[WRITTEN INSTRUCTION]:
Copy whichever lines contain the string "középfokú".

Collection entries
* BEGIN *
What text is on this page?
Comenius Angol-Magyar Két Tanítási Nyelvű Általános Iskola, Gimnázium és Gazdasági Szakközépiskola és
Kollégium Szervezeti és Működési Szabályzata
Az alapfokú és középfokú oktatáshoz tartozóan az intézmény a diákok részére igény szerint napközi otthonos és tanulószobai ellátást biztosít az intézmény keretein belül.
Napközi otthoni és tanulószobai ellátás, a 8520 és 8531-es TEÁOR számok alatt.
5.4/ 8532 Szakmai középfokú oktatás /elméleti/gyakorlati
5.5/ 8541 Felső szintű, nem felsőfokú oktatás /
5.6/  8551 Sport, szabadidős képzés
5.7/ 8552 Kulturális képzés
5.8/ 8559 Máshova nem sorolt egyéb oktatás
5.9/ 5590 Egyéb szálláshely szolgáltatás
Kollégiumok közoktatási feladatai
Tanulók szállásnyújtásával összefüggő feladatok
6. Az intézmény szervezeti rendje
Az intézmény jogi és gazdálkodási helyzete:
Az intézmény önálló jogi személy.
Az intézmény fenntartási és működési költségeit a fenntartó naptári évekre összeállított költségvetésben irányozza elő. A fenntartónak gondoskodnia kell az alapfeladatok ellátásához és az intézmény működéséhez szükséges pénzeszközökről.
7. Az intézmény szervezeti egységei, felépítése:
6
* END *
[PROBLEM SOLUTION]:
Az alapfokú és középfokú oktatáshoz tartozóan az intézmény a diákok részére igény szerint napközi otthonos és tanulószobai ellátást biztosít az intézmény keretein belül.
5.4/ 8532 Szakmai középfokú oktatás /elméleti/gyakorlati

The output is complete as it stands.